__Given request__: Omit the pictures, then write out every entry exactly as it reads.

__Stored rows__:
■ ■ ■ ■ ■ ■ ■

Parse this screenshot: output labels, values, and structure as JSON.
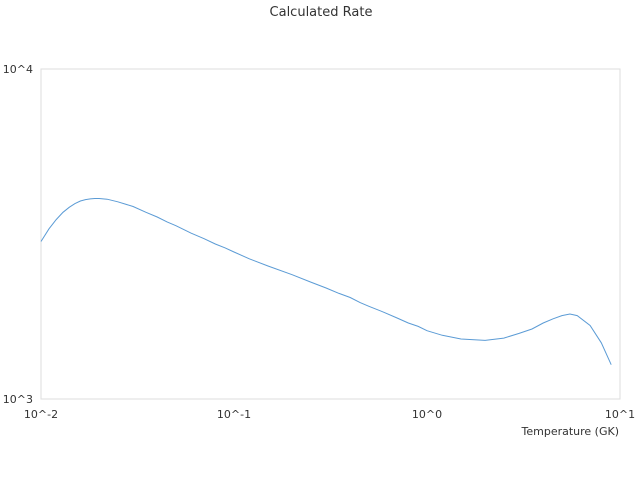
{
  "chart_data": {
    "type": "line",
    "title": "Calculated Rate",
    "xlabel": "Temperature (GK)",
    "ylabel": "",
    "x_scale": "log",
    "y_scale": "log",
    "xlim": [
      0.01,
      10
    ],
    "ylim": [
      1000,
      10000
    ],
    "x_ticks": [
      {
        "value": 0.01,
        "label": "10^-2"
      },
      {
        "value": 0.1,
        "label": "10^-1"
      },
      {
        "value": 1,
        "label": "10^0"
      },
      {
        "value": 10,
        "label": "10^1"
      }
    ],
    "y_ticks": [
      {
        "value": 1000,
        "label": "10^3"
      },
      {
        "value": 10000,
        "label": "10^4"
      }
    ],
    "grid": false,
    "legend": "none",
    "colors": {
      "series": "#5b9bd5",
      "frame": "#dddddd"
    },
    "series": [
      {
        "x": [
          0.01,
          0.011,
          0.012,
          0.013,
          0.014,
          0.015,
          0.016,
          0.017,
          0.018,
          0.019,
          0.02,
          0.022,
          0.025,
          0.03,
          0.035,
          0.04,
          0.045,
          0.05,
          0.06,
          0.07,
          0.08,
          0.09,
          0.1,
          0.12,
          0.15,
          0.2,
          0.25,
          0.3,
          0.35,
          0.4,
          0.45,
          0.5,
          0.6,
          0.7,
          0.8,
          0.9,
          1.0,
          1.2,
          1.5,
          2.0,
          2.5,
          3.0,
          3.5,
          4.0,
          4.5,
          5.0,
          5.5,
          6.0,
          7.0,
          8.0,
          9.0
        ],
        "y": [
          3000,
          3280,
          3500,
          3680,
          3810,
          3910,
          3980,
          4020,
          4040,
          4050,
          4050,
          4030,
          3960,
          3830,
          3680,
          3560,
          3440,
          3350,
          3180,
          3060,
          2950,
          2870,
          2790,
          2660,
          2530,
          2380,
          2260,
          2170,
          2090,
          2030,
          1960,
          1910,
          1830,
          1760,
          1700,
          1660,
          1610,
          1560,
          1520,
          1505,
          1530,
          1580,
          1630,
          1700,
          1750,
          1790,
          1810,
          1790,
          1670,
          1480,
          1270
        ]
      }
    ]
  }
}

■ ■ ■ ■ ■ ■ ■

__Result of this task__:
Parse this screenshot: output labels, values, and structure as JSON.
{
  "chart_data": {
    "type": "line",
    "title": "Calculated Rate",
    "xlabel": "Temperature (GK)",
    "ylabel": "",
    "x_scale": "log",
    "y_scale": "log",
    "xlim": [
      0.01,
      10
    ],
    "ylim": [
      1000,
      10000
    ],
    "x_ticks": [
      {
        "value": 0.01,
        "label": "10^-2"
      },
      {
        "value": 0.1,
        "label": "10^-1"
      },
      {
        "value": 1,
        "label": "10^0"
      },
      {
        "value": 10,
        "label": "10^1"
      }
    ],
    "y_ticks": [
      {
        "value": 1000,
        "label": "10^3"
      },
      {
        "value": 10000,
        "label": "10^4"
      }
    ],
    "grid": false,
    "legend": "none",
    "colors": {
      "series": "#5b9bd5",
      "frame": "#dddddd"
    },
    "series": [
      {
        "x": [
          0.01,
          0.011,
          0.012,
          0.013,
          0.014,
          0.015,
          0.016,
          0.017,
          0.018,
          0.019,
          0.02,
          0.022,
          0.025,
          0.03,
          0.035,
          0.04,
          0.045,
          0.05,
          0.06,
          0.07,
          0.08,
          0.09,
          0.1,
          0.12,
          0.15,
          0.2,
          0.25,
          0.3,
          0.35,
          0.4,
          0.45,
          0.5,
          0.6,
          0.7,
          0.8,
          0.9,
          1.0,
          1.2,
          1.5,
          2.0,
          2.5,
          3.0,
          3.5,
          4.0,
          4.5,
          5.0,
          5.5,
          6.0,
          7.0,
          8.0,
          9.0
        ],
        "y": [
          3000,
          3280,
          3500,
          3680,
          3810,
          3910,
          3980,
          4020,
          4040,
          4050,
          4050,
          4030,
          3960,
          3830,
          3680,
          3560,
          3440,
          3350,
          3180,
          3060,
          2950,
          2870,
          2790,
          2660,
          2530,
          2380,
          2260,
          2170,
          2090,
          2030,
          1960,
          1910,
          1830,
          1760,
          1700,
          1660,
          1610,
          1560,
          1520,
          1505,
          1530,
          1580,
          1630,
          1700,
          1750,
          1790,
          1810,
          1790,
          1670,
          1480,
          1270
        ]
      }
    ]
  }
}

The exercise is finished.